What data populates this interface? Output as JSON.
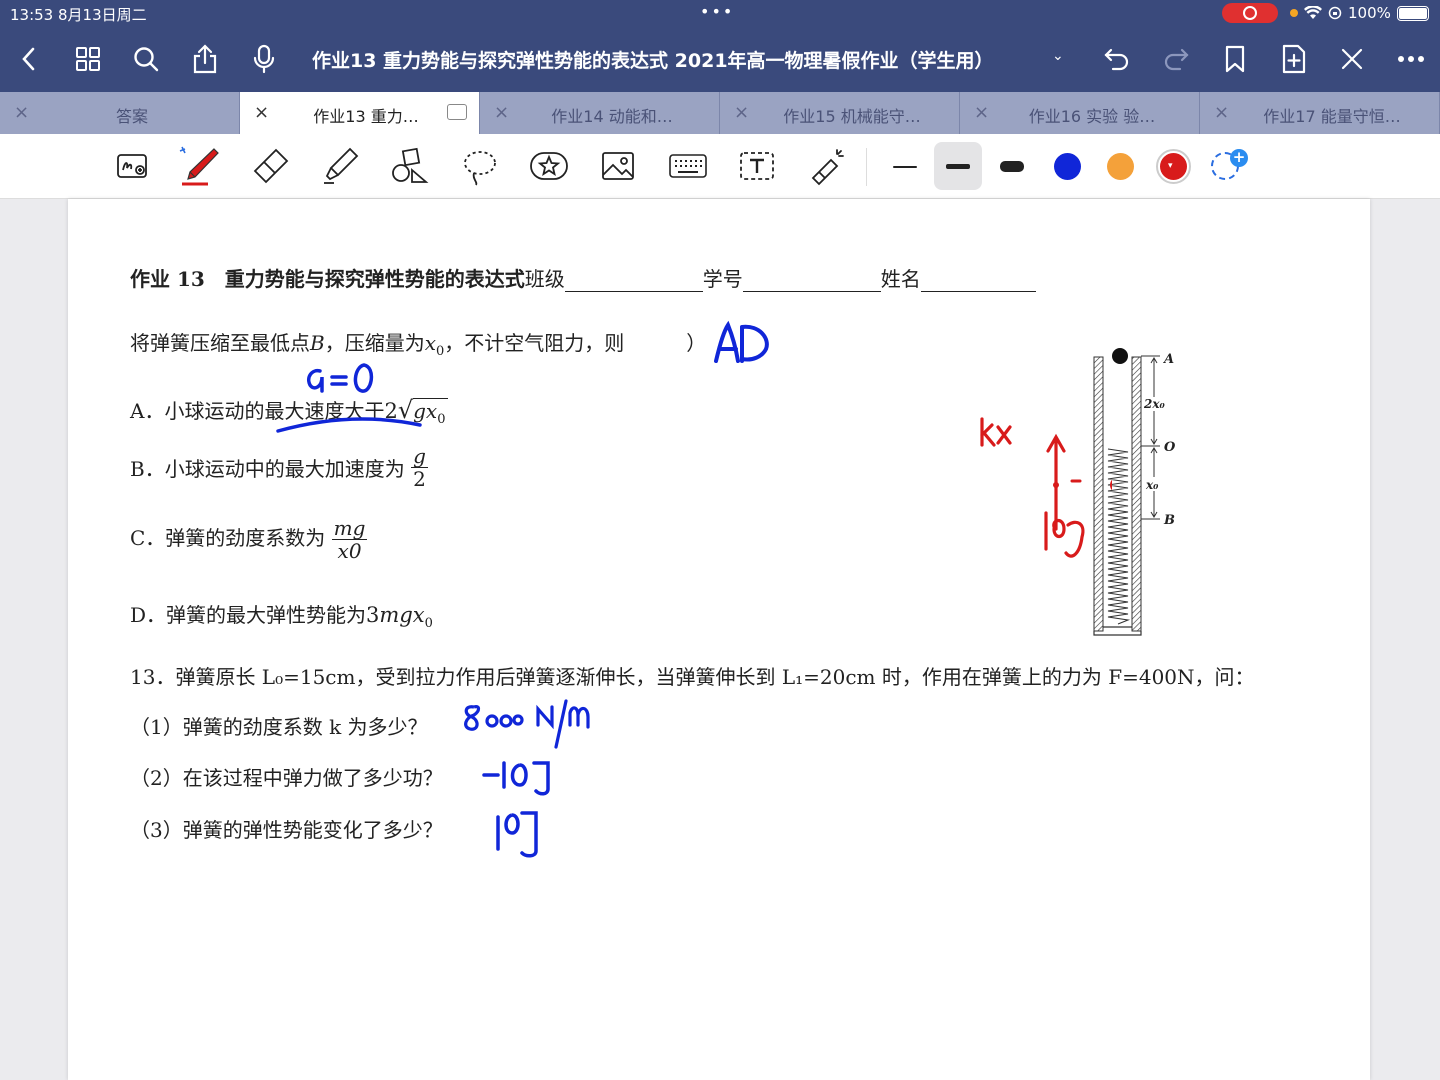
{
  "status": {
    "time": "13:53",
    "date": "8月13日周二",
    "battery": "100%"
  },
  "titlebar": {
    "title": "作业13  重力势能与探究弹性势能的表达式  2021年高一物理暑假作业（学生用）"
  },
  "tabs": [
    {
      "label": "答案",
      "active": false
    },
    {
      "label": "作业13  重力…",
      "active": true
    },
    {
      "label": "作业14  动能和…",
      "active": false
    },
    {
      "label": "作业15  机械能守…",
      "active": false
    },
    {
      "label": "作业16  实验 验…",
      "active": false
    },
    {
      "label": "作业17  能量守恒…",
      "active": false
    }
  ],
  "toolbar": {
    "colors": [
      "#1026d8",
      "#f4a13a",
      "#d81b1b"
    ],
    "selected_color": "#d81b1b",
    "tools": [
      "lasso-handwriting",
      "pen",
      "eraser",
      "highlighter",
      "shapes",
      "lasso",
      "sticker",
      "image",
      "keyboard",
      "text",
      "laser-pointer"
    ]
  },
  "document": {
    "heading": "作业 13　重力势能与探究弹性势能的表达式",
    "class_label": "班级",
    "id_label": "学号",
    "name_label": "姓名",
    "intro": "将弹簧压缩至最低点",
    "intro_b": "B",
    "intro_mid": "，压缩量为",
    "intro_tail": "，不计空气阻力，则",
    "intro_close": "）",
    "option_a": "A．小球运动的最大速度大于",
    "option_a_math": "2√gx₀",
    "option_b": "B．小球运动中的最大加速度为",
    "option_b_num": "g",
    "option_b_den": "2",
    "option_c": "C．弹簧的劲度系数为",
    "option_c_num": "mg",
    "option_c_den": "x0",
    "option_d": "D．弹簧的最大弹性势能为",
    "option_d_math": "3mgx₀",
    "q13": "13．弹簧原长 L₀=15cm，受到拉力作用后弹簧逐渐伸长，当弹簧伸长到 L₁=20cm 时，作用在弹簧上的力为 F=400N，问：",
    "q13_1": "（1）弹簧的劲度系数 k 为多少？",
    "q13_2": "（2）在该过程中弹力做了多少功？",
    "q13_3": "（3）弹簧的弹性势能变化了多少？",
    "figure": {
      "label_a": "A",
      "label_o": "O",
      "label_b": "B",
      "label_2x0": "2x₀",
      "label_x0": "x₀"
    }
  },
  "handwriting": {
    "answer": "AD",
    "note_a": "a=0",
    "kx": "kx",
    "mg": "mg",
    "ans1": "8000 N/m",
    "ans2": "-10J",
    "ans3": "10J"
  }
}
-*-*-
## Problem description
Do not include images; quote all of the entries above exactly.

## Exercise result
What data populates this interface? Output as JSON.
{
  "status": {
    "time": "13:53",
    "date": "8月13日周二",
    "battery": "100%"
  },
  "titlebar": {
    "title": "作业13  重力势能与探究弹性势能的表达式  2021年高一物理暑假作业（学生用）"
  },
  "tabs": [
    {
      "label": "答案",
      "active": false
    },
    {
      "label": "作业13  重力…",
      "active": true
    },
    {
      "label": "作业14  动能和…",
      "active": false
    },
    {
      "label": "作业15  机械能守…",
      "active": false
    },
    {
      "label": "作业16  实验 验…",
      "active": false
    },
    {
      "label": "作业17  能量守恒…",
      "active": false
    }
  ],
  "toolbar": {
    "colors": [
      "#1026d8",
      "#f4a13a",
      "#d81b1b"
    ],
    "selected_color": "#d81b1b",
    "tools": [
      "lasso-handwriting",
      "pen",
      "eraser",
      "highlighter",
      "shapes",
      "lasso",
      "sticker",
      "image",
      "keyboard",
      "text",
      "laser-pointer"
    ]
  },
  "document": {
    "heading": "作业 13　重力势能与探究弹性势能的表达式",
    "class_label": "班级",
    "id_label": "学号",
    "name_label": "姓名",
    "intro": "将弹簧压缩至最低点",
    "intro_b": "B",
    "intro_mid": "，压缩量为",
    "intro_tail": "，不计空气阻力，则",
    "intro_close": "）",
    "option_a": "A．小球运动的最大速度大于",
    "option_a_math": "2√gx₀",
    "option_b": "B．小球运动中的最大加速度为",
    "option_b_num": "g",
    "option_b_den": "2",
    "option_c": "C．弹簧的劲度系数为",
    "option_c_num": "mg",
    "option_c_den": "x0",
    "option_d": "D．弹簧的最大弹性势能为",
    "option_d_math": "3mgx₀",
    "q13": "13．弹簧原长 L₀=15cm，受到拉力作用后弹簧逐渐伸长，当弹簧伸长到 L₁=20cm 时，作用在弹簧上的力为 F=400N，问：",
    "q13_1": "（1）弹簧的劲度系数 k 为多少？",
    "q13_2": "（2）在该过程中弹力做了多少功？",
    "q13_3": "（3）弹簧的弹性势能变化了多少？",
    "figure": {
      "label_a": "A",
      "label_o": "O",
      "label_b": "B",
      "label_2x0": "2x₀",
      "label_x0": "x₀"
    }
  },
  "handwriting": {
    "answer": "AD",
    "note_a": "a=0",
    "kx": "kx",
    "mg": "mg",
    "ans1": "8000 N/m",
    "ans2": "-10J",
    "ans3": "10J"
  }
}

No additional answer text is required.